Dataset rows
***
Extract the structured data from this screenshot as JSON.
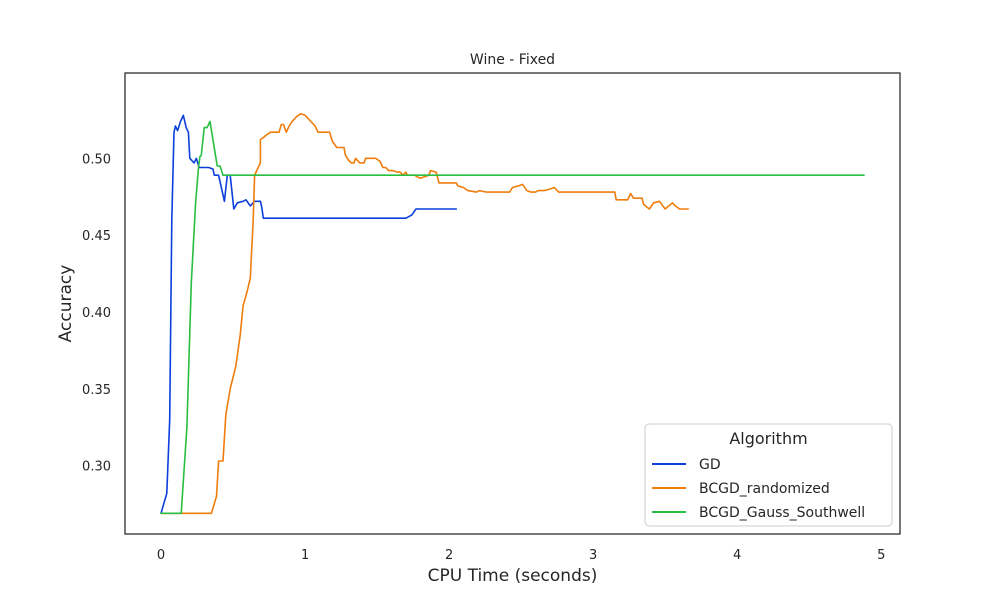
{
  "chart_data": {
    "type": "line",
    "title": "Wine - Fixed",
    "xlabel": "CPU Time (seconds)",
    "ylabel": "Accuracy",
    "xlim": [
      -0.25,
      5.13
    ],
    "ylim": [
      0.2555,
      0.5555
    ],
    "xticks": [
      0,
      1,
      2,
      3,
      4,
      5
    ],
    "yticks": [
      0.3,
      0.35,
      0.4,
      0.45,
      0.5
    ],
    "ytick_labels": [
      "0.30",
      "0.35",
      "0.40",
      "0.45",
      "0.50"
    ],
    "grid": false,
    "legend": {
      "title": "Algorithm",
      "position": "lower-right"
    },
    "series": [
      {
        "name": "GD",
        "color": "#0c3fdc",
        "points": [
          [
            0.0,
            0.269
          ],
          [
            0.04,
            0.282
          ],
          [
            0.06,
            0.33
          ],
          [
            0.075,
            0.46
          ],
          [
            0.09,
            0.517
          ],
          [
            0.1,
            0.521
          ],
          [
            0.115,
            0.518
          ],
          [
            0.135,
            0.524
          ],
          [
            0.155,
            0.528
          ],
          [
            0.175,
            0.52
          ],
          [
            0.19,
            0.517
          ],
          [
            0.2,
            0.5
          ],
          [
            0.23,
            0.497
          ],
          [
            0.245,
            0.5
          ],
          [
            0.265,
            0.494
          ],
          [
            0.31,
            0.494
          ],
          [
            0.33,
            0.494
          ],
          [
            0.36,
            0.493
          ],
          [
            0.37,
            0.489
          ],
          [
            0.4,
            0.489
          ],
          [
            0.44,
            0.472
          ],
          [
            0.46,
            0.489
          ],
          [
            0.48,
            0.489
          ],
          [
            0.505,
            0.467
          ],
          [
            0.53,
            0.471
          ],
          [
            0.57,
            0.472
          ],
          [
            0.59,
            0.473
          ],
          [
            0.62,
            0.469
          ],
          [
            0.65,
            0.472
          ],
          [
            0.69,
            0.472
          ],
          [
            0.7,
            0.468
          ],
          [
            0.71,
            0.461
          ],
          [
            1.7,
            0.461
          ],
          [
            1.74,
            0.463
          ],
          [
            1.77,
            0.467
          ],
          [
            2.05,
            0.467
          ]
        ]
      },
      {
        "name": "BCGD_randomized",
        "color": "#f07c0c",
        "points": [
          [
            0.0,
            0.269
          ],
          [
            0.35,
            0.269
          ],
          [
            0.385,
            0.28
          ],
          [
            0.4,
            0.303
          ],
          [
            0.43,
            0.303
          ],
          [
            0.45,
            0.333
          ],
          [
            0.48,
            0.35
          ],
          [
            0.52,
            0.365
          ],
          [
            0.55,
            0.385
          ],
          [
            0.57,
            0.404
          ],
          [
            0.6,
            0.414
          ],
          [
            0.62,
            0.422
          ],
          [
            0.64,
            0.46
          ],
          [
            0.65,
            0.489
          ],
          [
            0.675,
            0.494
          ],
          [
            0.69,
            0.497
          ],
          [
            0.69,
            0.512
          ],
          [
            0.73,
            0.515
          ],
          [
            0.76,
            0.517
          ],
          [
            0.82,
            0.517
          ],
          [
            0.835,
            0.522
          ],
          [
            0.85,
            0.522
          ],
          [
            0.87,
            0.517
          ],
          [
            0.89,
            0.521
          ],
          [
            0.91,
            0.524
          ],
          [
            0.94,
            0.527
          ],
          [
            0.97,
            0.529
          ],
          [
            1.0,
            0.528
          ],
          [
            1.03,
            0.525
          ],
          [
            1.07,
            0.521
          ],
          [
            1.09,
            0.517
          ],
          [
            1.17,
            0.517
          ],
          [
            1.19,
            0.511
          ],
          [
            1.22,
            0.507
          ],
          [
            1.27,
            0.507
          ],
          [
            1.28,
            0.502
          ],
          [
            1.3,
            0.499
          ],
          [
            1.32,
            0.497
          ],
          [
            1.34,
            0.497
          ],
          [
            1.35,
            0.5
          ],
          [
            1.38,
            0.497
          ],
          [
            1.41,
            0.497
          ],
          [
            1.42,
            0.5
          ],
          [
            1.49,
            0.5
          ],
          [
            1.52,
            0.498
          ],
          [
            1.54,
            0.494
          ],
          [
            1.56,
            0.494
          ],
          [
            1.58,
            0.492
          ],
          [
            1.61,
            0.492
          ],
          [
            1.64,
            0.491
          ],
          [
            1.66,
            0.491
          ],
          [
            1.68,
            0.489
          ],
          [
            1.7,
            0.491
          ],
          [
            1.71,
            0.489
          ],
          [
            1.76,
            0.489
          ],
          [
            1.8,
            0.487
          ],
          [
            1.86,
            0.489
          ],
          [
            1.87,
            0.492
          ],
          [
            1.91,
            0.491
          ],
          [
            1.93,
            0.484
          ],
          [
            2.05,
            0.484
          ],
          [
            2.06,
            0.482
          ],
          [
            2.1,
            0.481
          ],
          [
            2.13,
            0.479
          ],
          [
            2.19,
            0.478
          ],
          [
            2.21,
            0.479
          ],
          [
            2.26,
            0.478
          ],
          [
            2.34,
            0.478
          ],
          [
            2.42,
            0.478
          ],
          [
            2.44,
            0.481
          ],
          [
            2.48,
            0.482
          ],
          [
            2.51,
            0.483
          ],
          [
            2.54,
            0.479
          ],
          [
            2.57,
            0.478
          ],
          [
            2.6,
            0.478
          ],
          [
            2.62,
            0.479
          ],
          [
            2.66,
            0.479
          ],
          [
            2.7,
            0.48
          ],
          [
            2.73,
            0.481
          ],
          [
            2.76,
            0.478
          ],
          [
            2.95,
            0.478
          ],
          [
            3.0,
            0.478
          ],
          [
            3.13,
            0.478
          ],
          [
            3.15,
            0.478
          ],
          [
            3.16,
            0.473
          ],
          [
            3.2,
            0.473
          ],
          [
            3.24,
            0.473
          ],
          [
            3.26,
            0.477
          ],
          [
            3.28,
            0.474
          ],
          [
            3.34,
            0.474
          ],
          [
            3.35,
            0.47
          ],
          [
            3.39,
            0.467
          ],
          [
            3.42,
            0.471
          ],
          [
            3.46,
            0.472
          ],
          [
            3.5,
            0.467
          ],
          [
            3.55,
            0.471
          ],
          [
            3.57,
            0.469
          ],
          [
            3.6,
            0.467
          ],
          [
            3.66,
            0.467
          ]
        ]
      },
      {
        "name": "BCGD_Gauss_Southwell",
        "color": "#28be40",
        "points": [
          [
            0.0,
            0.269
          ],
          [
            0.14,
            0.269
          ],
          [
            0.18,
            0.325
          ],
          [
            0.21,
            0.419
          ],
          [
            0.24,
            0.471
          ],
          [
            0.26,
            0.494
          ],
          [
            0.27,
            0.501
          ],
          [
            0.28,
            0.502
          ],
          [
            0.3,
            0.52
          ],
          [
            0.32,
            0.52
          ],
          [
            0.34,
            0.524
          ],
          [
            0.355,
            0.515
          ],
          [
            0.375,
            0.504
          ],
          [
            0.39,
            0.495
          ],
          [
            0.41,
            0.495
          ],
          [
            0.43,
            0.489
          ],
          [
            4.88,
            0.489
          ]
        ]
      }
    ]
  }
}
***
▶ _EXERCISE AIM_
Return the full material word for word. Do not include the pictures.

▶ _EXERCISE OUTPUT_
Extract the structured data from this screenshot as JSON.
{
  "chart_data": {
    "type": "line",
    "title": "Wine - Fixed",
    "xlabel": "CPU Time (seconds)",
    "ylabel": "Accuracy",
    "xlim": [
      -0.25,
      5.13
    ],
    "ylim": [
      0.2555,
      0.5555
    ],
    "xticks": [
      0,
      1,
      2,
      3,
      4,
      5
    ],
    "yticks": [
      0.3,
      0.35,
      0.4,
      0.45,
      0.5
    ],
    "ytick_labels": [
      "0.30",
      "0.35",
      "0.40",
      "0.45",
      "0.50"
    ],
    "grid": false,
    "legend": {
      "title": "Algorithm",
      "position": "lower-right"
    },
    "series": [
      {
        "name": "GD",
        "color": "#0c3fdc",
        "points": [
          [
            0.0,
            0.269
          ],
          [
            0.04,
            0.282
          ],
          [
            0.06,
            0.33
          ],
          [
            0.075,
            0.46
          ],
          [
            0.09,
            0.517
          ],
          [
            0.1,
            0.521
          ],
          [
            0.115,
            0.518
          ],
          [
            0.135,
            0.524
          ],
          [
            0.155,
            0.528
          ],
          [
            0.175,
            0.52
          ],
          [
            0.19,
            0.517
          ],
          [
            0.2,
            0.5
          ],
          [
            0.23,
            0.497
          ],
          [
            0.245,
            0.5
          ],
          [
            0.265,
            0.494
          ],
          [
            0.31,
            0.494
          ],
          [
            0.33,
            0.494
          ],
          [
            0.36,
            0.493
          ],
          [
            0.37,
            0.489
          ],
          [
            0.4,
            0.489
          ],
          [
            0.44,
            0.472
          ],
          [
            0.46,
            0.489
          ],
          [
            0.48,
            0.489
          ],
          [
            0.505,
            0.467
          ],
          [
            0.53,
            0.471
          ],
          [
            0.57,
            0.472
          ],
          [
            0.59,
            0.473
          ],
          [
            0.62,
            0.469
          ],
          [
            0.65,
            0.472
          ],
          [
            0.69,
            0.472
          ],
          [
            0.7,
            0.468
          ],
          [
            0.71,
            0.461
          ],
          [
            1.7,
            0.461
          ],
          [
            1.74,
            0.463
          ],
          [
            1.77,
            0.467
          ],
          [
            2.05,
            0.467
          ]
        ]
      },
      {
        "name": "BCGD_randomized",
        "color": "#f07c0c",
        "points": [
          [
            0.0,
            0.269
          ],
          [
            0.35,
            0.269
          ],
          [
            0.385,
            0.28
          ],
          [
            0.4,
            0.303
          ],
          [
            0.43,
            0.303
          ],
          [
            0.45,
            0.333
          ],
          [
            0.48,
            0.35
          ],
          [
            0.52,
            0.365
          ],
          [
            0.55,
            0.385
          ],
          [
            0.57,
            0.404
          ],
          [
            0.6,
            0.414
          ],
          [
            0.62,
            0.422
          ],
          [
            0.64,
            0.46
          ],
          [
            0.65,
            0.489
          ],
          [
            0.675,
            0.494
          ],
          [
            0.69,
            0.497
          ],
          [
            0.69,
            0.512
          ],
          [
            0.73,
            0.515
          ],
          [
            0.76,
            0.517
          ],
          [
            0.82,
            0.517
          ],
          [
            0.835,
            0.522
          ],
          [
            0.85,
            0.522
          ],
          [
            0.87,
            0.517
          ],
          [
            0.89,
            0.521
          ],
          [
            0.91,
            0.524
          ],
          [
            0.94,
            0.527
          ],
          [
            0.97,
            0.529
          ],
          [
            1.0,
            0.528
          ],
          [
            1.03,
            0.525
          ],
          [
            1.07,
            0.521
          ],
          [
            1.09,
            0.517
          ],
          [
            1.17,
            0.517
          ],
          [
            1.19,
            0.511
          ],
          [
            1.22,
            0.507
          ],
          [
            1.27,
            0.507
          ],
          [
            1.28,
            0.502
          ],
          [
            1.3,
            0.499
          ],
          [
            1.32,
            0.497
          ],
          [
            1.34,
            0.497
          ],
          [
            1.35,
            0.5
          ],
          [
            1.38,
            0.497
          ],
          [
            1.41,
            0.497
          ],
          [
            1.42,
            0.5
          ],
          [
            1.49,
            0.5
          ],
          [
            1.52,
            0.498
          ],
          [
            1.54,
            0.494
          ],
          [
            1.56,
            0.494
          ],
          [
            1.58,
            0.492
          ],
          [
            1.61,
            0.492
          ],
          [
            1.64,
            0.491
          ],
          [
            1.66,
            0.491
          ],
          [
            1.68,
            0.489
          ],
          [
            1.7,
            0.491
          ],
          [
            1.71,
            0.489
          ],
          [
            1.76,
            0.489
          ],
          [
            1.8,
            0.487
          ],
          [
            1.86,
            0.489
          ],
          [
            1.87,
            0.492
          ],
          [
            1.91,
            0.491
          ],
          [
            1.93,
            0.484
          ],
          [
            2.05,
            0.484
          ],
          [
            2.06,
            0.482
          ],
          [
            2.1,
            0.481
          ],
          [
            2.13,
            0.479
          ],
          [
            2.19,
            0.478
          ],
          [
            2.21,
            0.479
          ],
          [
            2.26,
            0.478
          ],
          [
            2.34,
            0.478
          ],
          [
            2.42,
            0.478
          ],
          [
            2.44,
            0.481
          ],
          [
            2.48,
            0.482
          ],
          [
            2.51,
            0.483
          ],
          [
            2.54,
            0.479
          ],
          [
            2.57,
            0.478
          ],
          [
            2.6,
            0.478
          ],
          [
            2.62,
            0.479
          ],
          [
            2.66,
            0.479
          ],
          [
            2.7,
            0.48
          ],
          [
            2.73,
            0.481
          ],
          [
            2.76,
            0.478
          ],
          [
            2.95,
            0.478
          ],
          [
            3.0,
            0.478
          ],
          [
            3.13,
            0.478
          ],
          [
            3.15,
            0.478
          ],
          [
            3.16,
            0.473
          ],
          [
            3.2,
            0.473
          ],
          [
            3.24,
            0.473
          ],
          [
            3.26,
            0.477
          ],
          [
            3.28,
            0.474
          ],
          [
            3.34,
            0.474
          ],
          [
            3.35,
            0.47
          ],
          [
            3.39,
            0.467
          ],
          [
            3.42,
            0.471
          ],
          [
            3.46,
            0.472
          ],
          [
            3.5,
            0.467
          ],
          [
            3.55,
            0.471
          ],
          [
            3.57,
            0.469
          ],
          [
            3.6,
            0.467
          ],
          [
            3.66,
            0.467
          ]
        ]
      },
      {
        "name": "BCGD_Gauss_Southwell",
        "color": "#28be40",
        "points": [
          [
            0.0,
            0.269
          ],
          [
            0.14,
            0.269
          ],
          [
            0.18,
            0.325
          ],
          [
            0.21,
            0.419
          ],
          [
            0.24,
            0.471
          ],
          [
            0.26,
            0.494
          ],
          [
            0.27,
            0.501
          ],
          [
            0.28,
            0.502
          ],
          [
            0.3,
            0.52
          ],
          [
            0.32,
            0.52
          ],
          [
            0.34,
            0.524
          ],
          [
            0.355,
            0.515
          ],
          [
            0.375,
            0.504
          ],
          [
            0.39,
            0.495
          ],
          [
            0.41,
            0.495
          ],
          [
            0.43,
            0.489
          ],
          [
            4.88,
            0.489
          ]
        ]
      }
    ]
  }
}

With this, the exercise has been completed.